▶ What you are asked to do
Reproduce each record below exactly as written.

▶ Data for this task
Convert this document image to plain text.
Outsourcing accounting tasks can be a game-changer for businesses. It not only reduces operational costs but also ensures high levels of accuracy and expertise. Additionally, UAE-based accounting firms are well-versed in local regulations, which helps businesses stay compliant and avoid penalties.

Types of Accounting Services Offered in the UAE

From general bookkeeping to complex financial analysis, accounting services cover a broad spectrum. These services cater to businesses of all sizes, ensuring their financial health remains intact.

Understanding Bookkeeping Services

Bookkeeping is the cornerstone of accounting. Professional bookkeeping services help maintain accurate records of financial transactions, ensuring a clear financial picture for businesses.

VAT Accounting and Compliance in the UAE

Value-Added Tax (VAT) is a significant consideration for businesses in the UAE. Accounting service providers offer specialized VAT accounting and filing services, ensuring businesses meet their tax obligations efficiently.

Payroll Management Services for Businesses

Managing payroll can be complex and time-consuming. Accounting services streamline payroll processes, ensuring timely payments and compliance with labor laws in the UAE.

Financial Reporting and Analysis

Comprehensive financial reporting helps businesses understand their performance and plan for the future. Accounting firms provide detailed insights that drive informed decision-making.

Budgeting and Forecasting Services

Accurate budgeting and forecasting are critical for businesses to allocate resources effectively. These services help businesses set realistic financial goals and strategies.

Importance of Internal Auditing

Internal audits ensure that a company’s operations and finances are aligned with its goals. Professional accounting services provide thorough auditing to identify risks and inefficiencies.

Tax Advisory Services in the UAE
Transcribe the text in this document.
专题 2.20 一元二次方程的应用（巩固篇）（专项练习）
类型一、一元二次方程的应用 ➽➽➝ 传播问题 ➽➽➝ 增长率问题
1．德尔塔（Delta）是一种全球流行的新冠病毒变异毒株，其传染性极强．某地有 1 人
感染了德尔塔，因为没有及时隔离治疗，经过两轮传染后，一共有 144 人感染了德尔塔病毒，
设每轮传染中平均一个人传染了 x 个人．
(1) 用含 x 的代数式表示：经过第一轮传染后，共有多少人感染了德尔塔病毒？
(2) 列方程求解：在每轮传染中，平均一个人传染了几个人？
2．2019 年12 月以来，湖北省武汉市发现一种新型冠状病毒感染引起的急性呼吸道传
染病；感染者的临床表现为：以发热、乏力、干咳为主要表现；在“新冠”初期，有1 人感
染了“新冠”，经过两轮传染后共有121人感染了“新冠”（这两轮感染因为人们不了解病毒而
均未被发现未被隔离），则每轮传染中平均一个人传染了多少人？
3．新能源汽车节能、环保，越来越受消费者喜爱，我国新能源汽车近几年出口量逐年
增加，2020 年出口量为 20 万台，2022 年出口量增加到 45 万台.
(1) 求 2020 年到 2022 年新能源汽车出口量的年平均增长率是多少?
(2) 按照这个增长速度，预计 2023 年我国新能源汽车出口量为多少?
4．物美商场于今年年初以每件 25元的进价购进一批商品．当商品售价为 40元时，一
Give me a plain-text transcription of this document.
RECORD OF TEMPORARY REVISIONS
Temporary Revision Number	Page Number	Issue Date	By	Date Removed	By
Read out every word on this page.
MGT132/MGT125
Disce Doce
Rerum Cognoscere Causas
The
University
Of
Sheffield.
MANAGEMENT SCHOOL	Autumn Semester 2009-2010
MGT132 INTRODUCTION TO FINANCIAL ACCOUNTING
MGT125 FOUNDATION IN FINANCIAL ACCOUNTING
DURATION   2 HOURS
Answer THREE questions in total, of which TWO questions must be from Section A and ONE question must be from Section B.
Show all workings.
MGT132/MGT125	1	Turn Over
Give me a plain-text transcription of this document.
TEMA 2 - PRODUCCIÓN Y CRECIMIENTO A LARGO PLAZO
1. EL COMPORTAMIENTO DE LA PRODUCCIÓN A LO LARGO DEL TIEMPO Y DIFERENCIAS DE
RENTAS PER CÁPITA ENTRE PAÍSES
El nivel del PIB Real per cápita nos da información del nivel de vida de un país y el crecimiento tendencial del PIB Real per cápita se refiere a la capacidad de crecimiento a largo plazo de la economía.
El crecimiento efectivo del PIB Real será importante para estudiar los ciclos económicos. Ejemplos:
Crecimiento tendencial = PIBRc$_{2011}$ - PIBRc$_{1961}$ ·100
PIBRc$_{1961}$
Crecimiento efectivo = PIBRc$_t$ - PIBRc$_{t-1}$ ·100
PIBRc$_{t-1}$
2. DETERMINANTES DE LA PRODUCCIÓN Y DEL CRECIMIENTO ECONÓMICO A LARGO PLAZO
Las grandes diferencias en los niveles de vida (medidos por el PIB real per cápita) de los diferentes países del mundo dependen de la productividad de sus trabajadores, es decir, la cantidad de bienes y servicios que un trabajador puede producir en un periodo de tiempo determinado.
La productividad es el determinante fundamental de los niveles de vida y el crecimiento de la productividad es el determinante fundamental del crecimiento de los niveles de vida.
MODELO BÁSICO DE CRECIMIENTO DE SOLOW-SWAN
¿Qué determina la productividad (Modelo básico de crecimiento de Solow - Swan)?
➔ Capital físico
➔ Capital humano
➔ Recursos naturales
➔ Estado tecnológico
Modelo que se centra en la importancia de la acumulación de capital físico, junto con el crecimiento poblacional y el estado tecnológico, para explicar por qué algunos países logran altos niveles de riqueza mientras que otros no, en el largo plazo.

▶ Full answer
Convert this document image to plain text.
Outsourcing accounting tasks can be a game-changer for businesses. It not only reduces operational costs but also ensures high levels of accuracy and expertise. Additionally, UAE-based accounting firms are well-versed in local regulations, which helps businesses stay compliant and avoid penalties.

Types of Accounting Services Offered in the UAE

From general bookkeeping to complex financial analysis, accounting services cover a broad spectrum. These services cater to businesses of all sizes, ensuring their financial health remains intact.

Understanding Bookkeeping Services

Bookkeeping is the cornerstone of accounting. Professional bookkeeping services help maintain accurate records of financial transactions, ensuring a clear financial picture for businesses.

VAT Accounting and Compliance in the UAE

Value-Added Tax (VAT) is a significant consideration for businesses in the UAE. Accounting service providers offer specialized VAT accounting and filing services, ensuring businesses meet their tax obligations efficiently.

Payroll Management Services for Businesses

Managing payroll can be complex and time-consuming. Accounting services streamline payroll processes, ensuring timely payments and compliance with labor laws in the UAE.

Financial Reporting and Analysis

Comprehensive financial reporting helps businesses understand their performance and plan for the future. Accounting firms provide detailed insights that drive informed decision-making.

Budgeting and Forecasting Services

Accurate budgeting and forecasting are critical for businesses to allocate resources effectively. These services help businesses set realistic financial goals and strategies.

Importance of Internal Auditing

Internal audits ensure that a company’s operations and finances are aligned with its goals. Professional accounting services provide thorough auditing to identify risks and inefficiencies.

Tax Advisory Services in the UAE
Transcribe the text in this document.
专题 2.20 一元二次方程的应用（巩固篇）（专项练习）
类型一、一元二次方程的应用 ➽➽➝ 传播问题 ➽➽➝ 增长率问题
1．德尔塔（Delta）是一种全球流行的新冠病毒变异毒株，其传染性极强．某地有 1 人
感染了德尔塔，因为没有及时隔离治疗，经过两轮传染后，一共有 144 人感染了德尔塔病毒，
设每轮传染中平均一个人传染了 x 个人．
(1) 用含 x 的代数式表示：经过第一轮传染后，共有多少人感染了德尔塔病毒？
(2) 列方程求解：在每轮传染中，平均一个人传染了几个人？
2．2019 年12 月以来，湖北省武汉市发现一种新型冠状病毒感染引起的急性呼吸道传
染病；感染者的临床表现为：以发热、乏力、干咳为主要表现；在“新冠”初期，有1 人感
染了“新冠”，经过两轮传染后共有121人感染了“新冠”（这两轮感染因为人们不了解病毒而
均未被发现未被隔离），则每轮传染中平均一个人传染了多少人？
3．新能源汽车节能、环保，越来越受消费者喜爱，我国新能源汽车近几年出口量逐年
增加，2020 年出口量为 20 万台，2022 年出口量增加到 45 万台.
(1) 求 2020 年到 2022 年新能源汽车出口量的年平均增长率是多少?
(2) 按照这个增长速度，预计 2023 年我国新能源汽车出口量为多少?
4．物美商场于今年年初以每件 25元的进价购进一批商品．当商品售价为 40元时，一
Give me a plain-text transcription of this document.
RECORD OF TEMPORARY REVISIONS
Temporary Revision Number	Page Number	Issue Date	By	Date Removed	By
Read out every word on this page.
MGT132/MGT125
Disce Doce
Rerum Cognoscere Causas
The
University
Of
Sheffield.
MANAGEMENT SCHOOL	Autumn Semester 2009-2010
MGT132 INTRODUCTION TO FINANCIAL ACCOUNTING
MGT125 FOUNDATION IN FINANCIAL ACCOUNTING
DURATION   2 HOURS
Answer THREE questions in total, of which TWO questions must be from Section A and ONE question must be from Section B.
Show all workings.
MGT132/MGT125	1	Turn Over
Give me a plain-text transcription of this document.
TEMA 2 - PRODUCCIÓN Y CRECIMIENTO A LARGO PLAZO
1. EL COMPORTAMIENTO DE LA PRODUCCIÓN A LO LARGO DEL TIEMPO Y DIFERENCIAS DE
RENTAS PER CÁPITA ENTRE PAÍSES
El nivel del PIB Real per cápita nos da información del nivel de vida de un país y el crecimiento tendencial del PIB Real per cápita se refiere a la capacidad de crecimiento a largo plazo de la economía.
El crecimiento efectivo del PIB Real será importante para estudiar los ciclos económicos. Ejemplos:
Crecimiento tendencial = PIBRc$_{2011}$ - PIBRc$_{1961}$ ·100
PIBRc$_{1961}$
Crecimiento efectivo = PIBRc$_t$ - PIBRc$_{t-1}$ ·100
PIBRc$_{t-1}$
2. DETERMINANTES DE LA PRODUCCIÓN Y DEL CRECIMIENTO ECONÓMICO A LARGO PLAZO
Las grandes diferencias en los niveles de vida (medidos por el PIB real per cápita) de los diferentes países del mundo dependen de la productividad de sus trabajadores, es decir, la cantidad de bienes y servicios que un trabajador puede producir en un periodo de tiempo determinado.
La productividad es el determinante fundamental de los niveles de vida y el crecimiento de la productividad es el determinante fundamental del crecimiento de los niveles de vida.
MODELO BÁSICO DE CRECIMIENTO DE SOLOW-SWAN
¿Qué determina la productividad (Modelo básico de crecimiento de Solow - Swan)?
➔ Capital físico
➔ Capital humano
➔ Recursos naturales
➔ Estado tecnológico
Modelo que se centra en la importancia de la acumulación de capital físico, junto con el crecimiento poblacional y el estado tecnológico, para explicar por qué algunos países logran altos niveles de riqueza mientras que otros no, en el largo plazo.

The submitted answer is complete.